Figure record extracts
++++
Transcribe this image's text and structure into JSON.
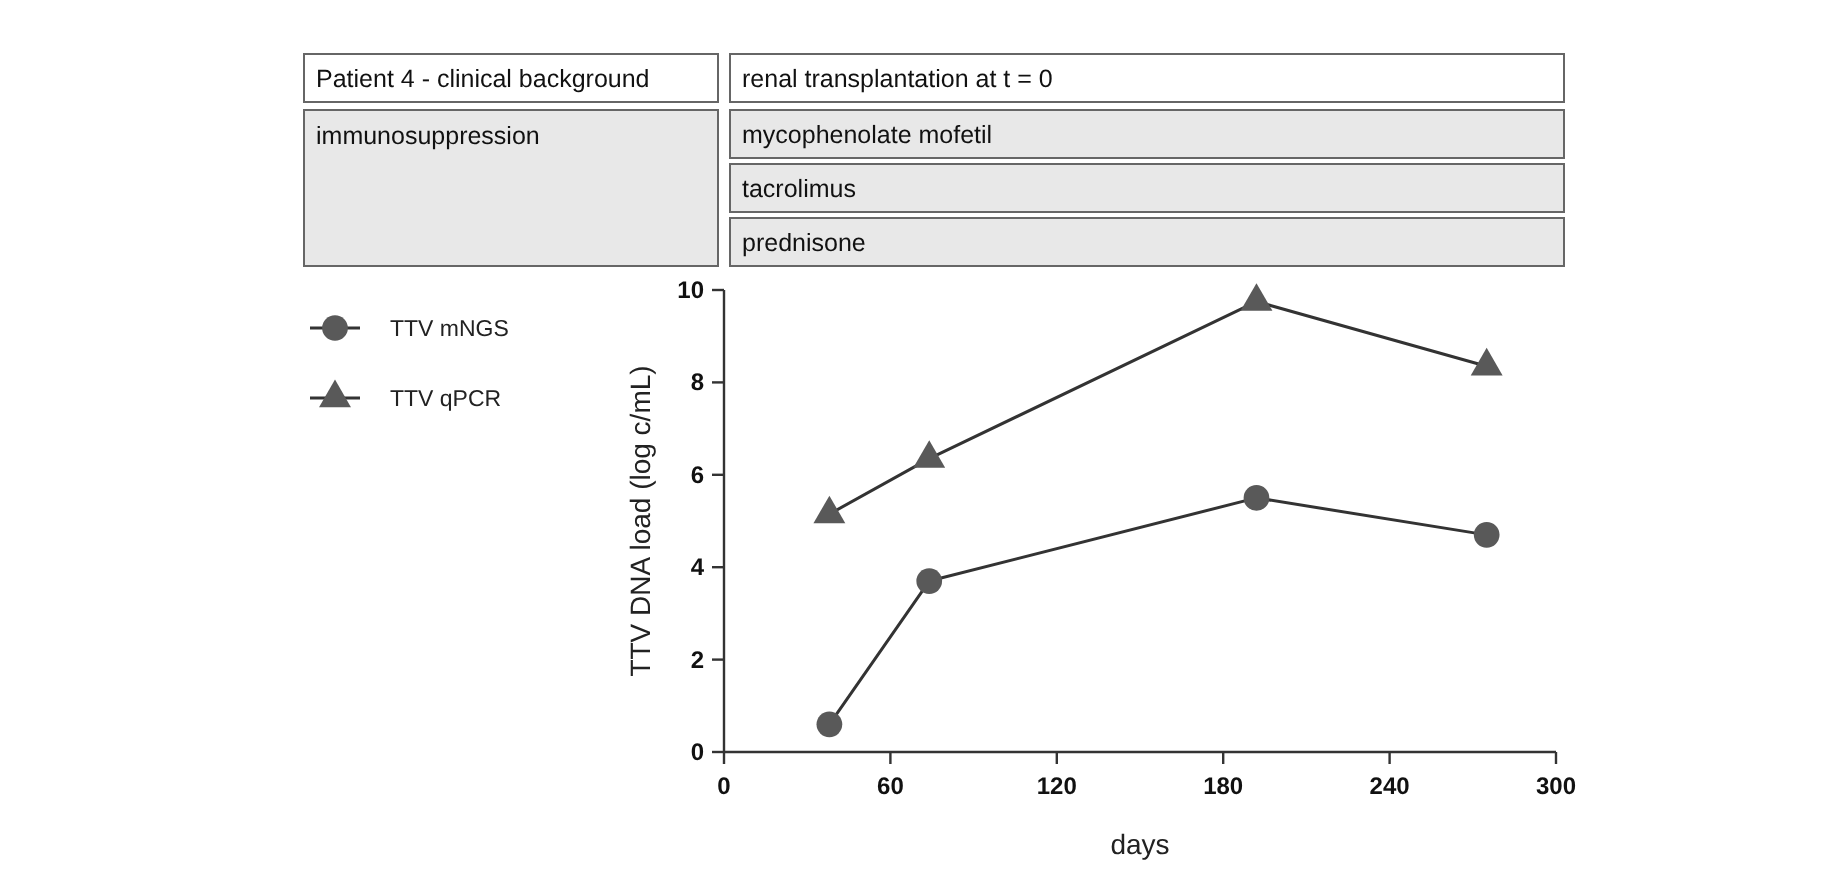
{
  "chart_data": {
    "type": "line",
    "xlabel": "days",
    "ylabel": "TTV DNA load (log c/mL)",
    "annotations": [
      "Patient 4 - clinical background",
      "renal transplantation at t = 0",
      "immunosuppression",
      "mycophenolate mofetil",
      "tacrolimus",
      "prednisone"
    ],
    "series": [
      {
        "name": "TTV mNGS",
        "color": "#595959",
        "marker": "circle",
        "x": [
          38,
          74,
          192,
          275
        ],
        "values": [
          0.6,
          3.7,
          5.5,
          4.7
        ]
      },
      {
        "name": "TTV qPCR",
        "color": "#595959",
        "marker": "triangle",
        "x": [
          38,
          74,
          192,
          275
        ],
        "values": [
          5.15,
          6.35,
          9.75,
          8.35
        ]
      }
    ],
    "xlim": [
      0,
      300
    ],
    "xticks": [
      0,
      60,
      120,
      180,
      240,
      300
    ],
    "ylim": [
      0,
      10
    ],
    "yticks": [
      0,
      2,
      4,
      6,
      8,
      10
    ],
    "grid": false,
    "legend": "top left",
    "line_style": "solid"
  }
}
++++
Transcribe every entry above exactly. Omit all pictures.

Transcribe this image's text and structure into JSON.
{
  "chart_data": {
    "type": "line",
    "xlabel": "days",
    "ylabel": "TTV DNA load (log c/mL)",
    "annotations": [
      "Patient 4 - clinical background",
      "renal transplantation at t = 0",
      "immunosuppression",
      "mycophenolate mofetil",
      "tacrolimus",
      "prednisone"
    ],
    "series": [
      {
        "name": "TTV mNGS",
        "color": "#595959",
        "marker": "circle",
        "x": [
          38,
          74,
          192,
          275
        ],
        "values": [
          0.6,
          3.7,
          5.5,
          4.7
        ]
      },
      {
        "name": "TTV qPCR",
        "color": "#595959",
        "marker": "triangle",
        "x": [
          38,
          74,
          192,
          275
        ],
        "values": [
          5.15,
          6.35,
          9.75,
          8.35
        ]
      }
    ],
    "xlim": [
      0,
      300
    ],
    "xticks": [
      0,
      60,
      120,
      180,
      240,
      300
    ],
    "ylim": [
      0,
      10
    ],
    "yticks": [
      0,
      2,
      4,
      6,
      8,
      10
    ],
    "grid": false,
    "legend": "top left",
    "line_style": "solid"
  }
}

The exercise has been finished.